══ Data

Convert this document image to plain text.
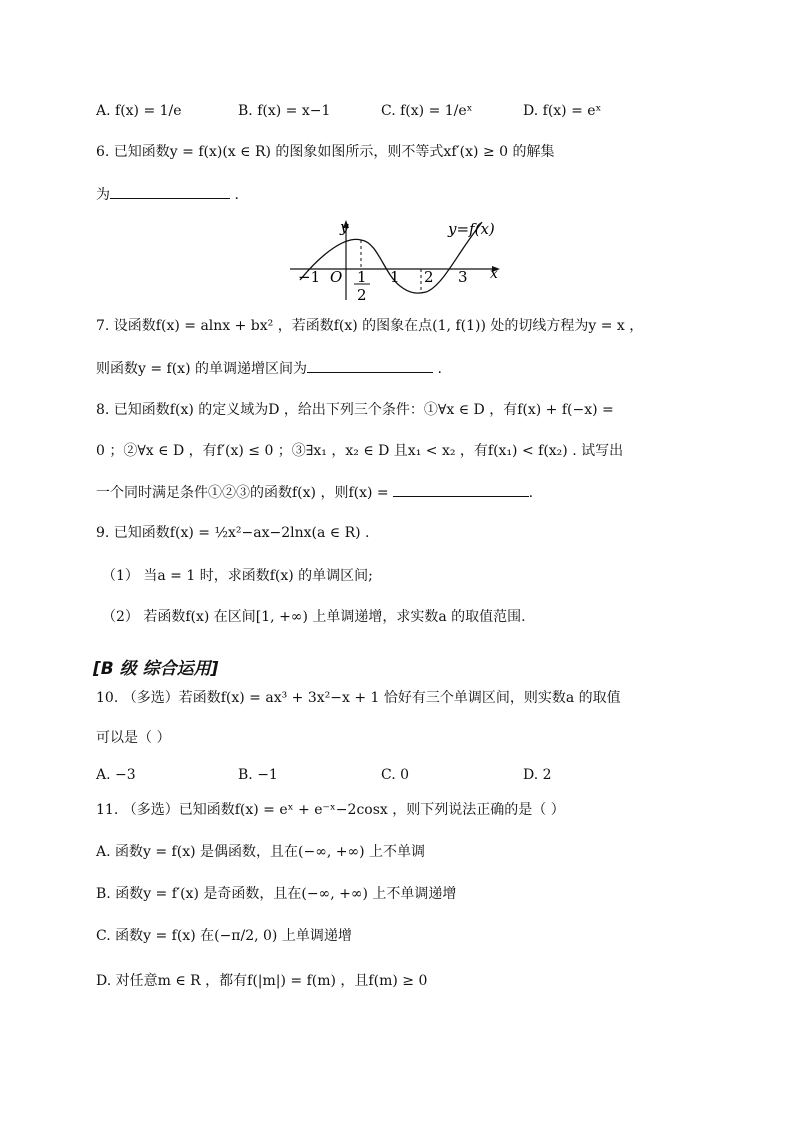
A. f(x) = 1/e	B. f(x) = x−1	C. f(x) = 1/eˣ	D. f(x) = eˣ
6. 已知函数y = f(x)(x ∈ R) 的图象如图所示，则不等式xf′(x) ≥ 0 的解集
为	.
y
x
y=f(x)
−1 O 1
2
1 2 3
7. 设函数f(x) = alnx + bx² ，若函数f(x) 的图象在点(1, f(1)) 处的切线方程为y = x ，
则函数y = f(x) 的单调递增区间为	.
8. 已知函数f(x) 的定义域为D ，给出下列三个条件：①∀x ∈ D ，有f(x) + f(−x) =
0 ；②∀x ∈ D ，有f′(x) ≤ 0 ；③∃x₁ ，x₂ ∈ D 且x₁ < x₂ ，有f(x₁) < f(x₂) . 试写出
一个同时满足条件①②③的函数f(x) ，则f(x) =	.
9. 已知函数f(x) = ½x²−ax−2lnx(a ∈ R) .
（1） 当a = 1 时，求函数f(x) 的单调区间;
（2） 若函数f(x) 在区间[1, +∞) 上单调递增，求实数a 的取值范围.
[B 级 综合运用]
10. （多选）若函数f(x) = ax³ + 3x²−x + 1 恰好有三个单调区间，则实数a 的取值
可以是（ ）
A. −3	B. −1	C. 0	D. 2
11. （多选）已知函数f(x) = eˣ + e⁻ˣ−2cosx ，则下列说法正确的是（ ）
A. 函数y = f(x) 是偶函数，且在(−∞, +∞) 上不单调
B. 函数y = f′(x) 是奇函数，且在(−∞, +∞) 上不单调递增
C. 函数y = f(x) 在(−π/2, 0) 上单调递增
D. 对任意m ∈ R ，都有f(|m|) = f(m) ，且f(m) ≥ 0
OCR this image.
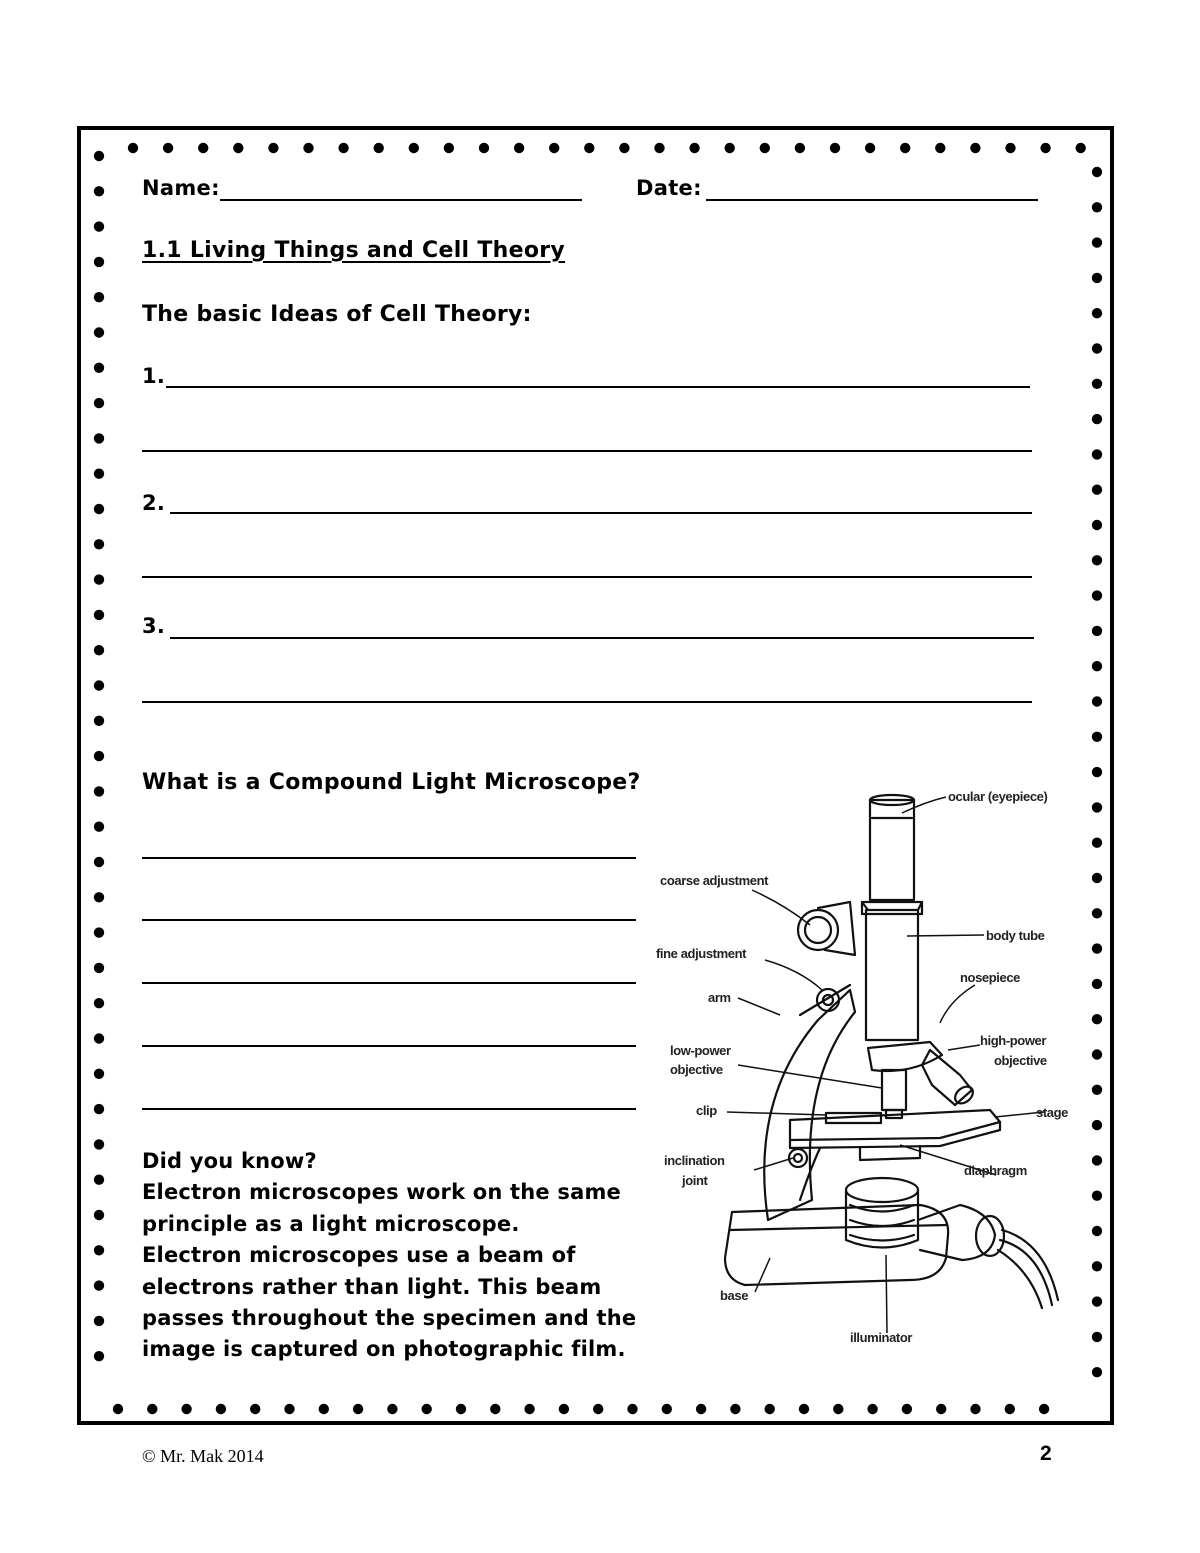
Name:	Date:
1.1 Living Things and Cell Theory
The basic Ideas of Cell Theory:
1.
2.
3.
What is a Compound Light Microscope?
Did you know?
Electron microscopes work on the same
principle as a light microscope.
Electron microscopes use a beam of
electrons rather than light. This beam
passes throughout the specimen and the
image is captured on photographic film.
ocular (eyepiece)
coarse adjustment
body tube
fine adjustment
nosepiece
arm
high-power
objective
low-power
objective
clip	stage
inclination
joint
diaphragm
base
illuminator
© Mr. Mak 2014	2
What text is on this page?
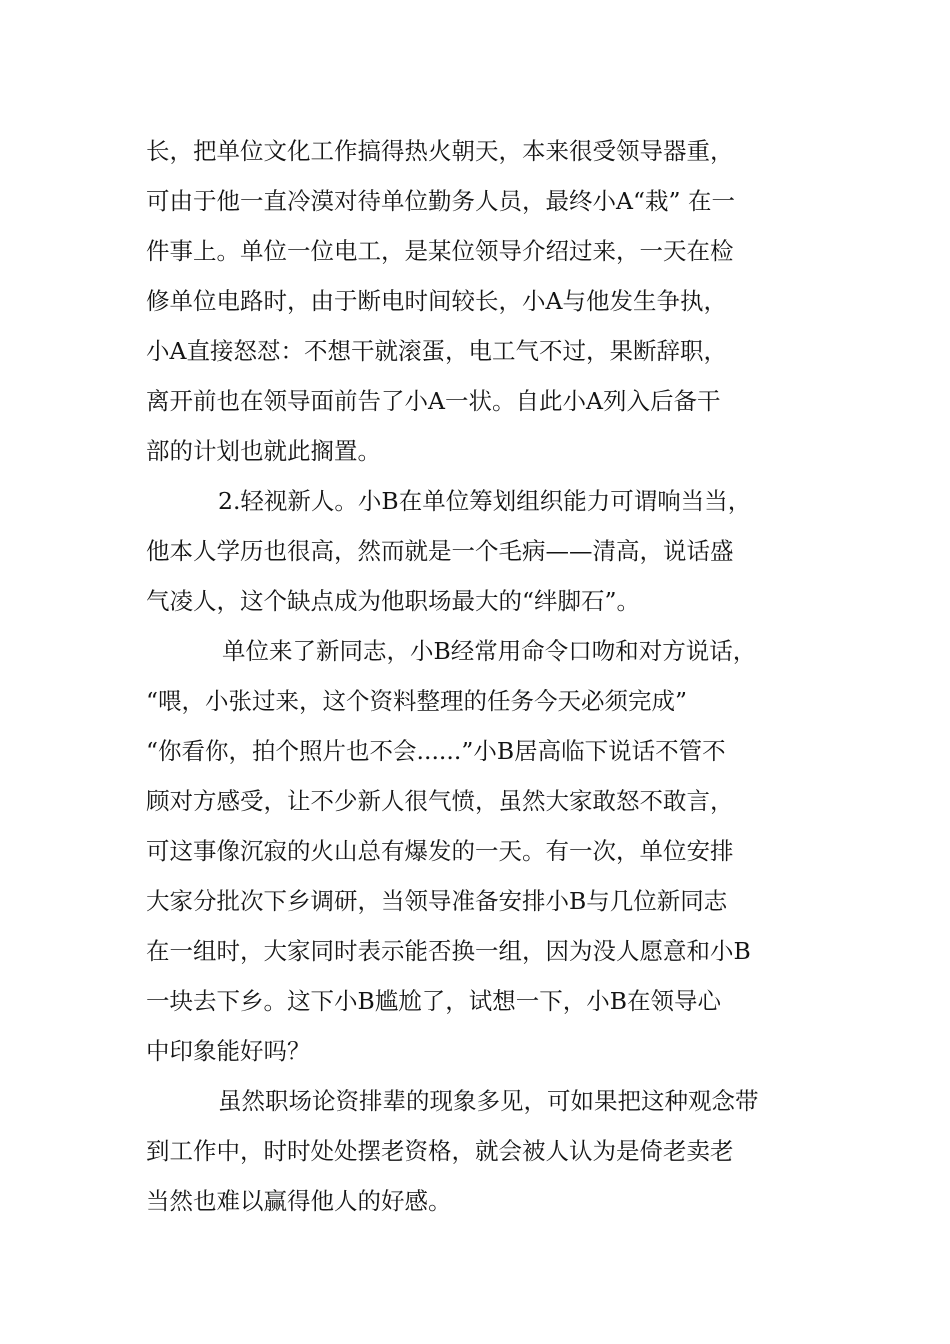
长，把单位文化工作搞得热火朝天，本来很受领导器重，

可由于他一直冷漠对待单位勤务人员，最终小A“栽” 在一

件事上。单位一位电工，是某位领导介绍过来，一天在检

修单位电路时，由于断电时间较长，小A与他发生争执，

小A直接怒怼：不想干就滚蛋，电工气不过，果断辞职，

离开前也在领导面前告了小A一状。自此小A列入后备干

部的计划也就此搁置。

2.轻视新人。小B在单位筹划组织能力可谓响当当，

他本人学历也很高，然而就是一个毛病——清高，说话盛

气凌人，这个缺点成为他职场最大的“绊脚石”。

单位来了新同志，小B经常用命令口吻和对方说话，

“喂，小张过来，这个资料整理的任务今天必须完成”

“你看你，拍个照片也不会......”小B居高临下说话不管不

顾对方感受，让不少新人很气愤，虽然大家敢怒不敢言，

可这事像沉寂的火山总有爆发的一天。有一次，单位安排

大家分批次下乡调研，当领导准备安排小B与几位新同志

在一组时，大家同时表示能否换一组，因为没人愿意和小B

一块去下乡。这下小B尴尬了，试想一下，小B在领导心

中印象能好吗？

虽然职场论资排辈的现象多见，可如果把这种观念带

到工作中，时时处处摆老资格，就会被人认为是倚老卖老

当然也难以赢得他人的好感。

════

Identify the lines in the entries above that contain "已知函数f", then copy them out.

**Solved problem:**
8. 已知函数f(x) 的定义域为D ，给出下列三个条件：①∀x ∈ D ，有f(x) + f(−x) =
9. 已知函数f(x) = ½x²−ax−2lnx(a ∈ R) .
11. （多选）已知函数f(x) = eˣ + e⁻ˣ−2cosx ，则下列说法正确的是（ ）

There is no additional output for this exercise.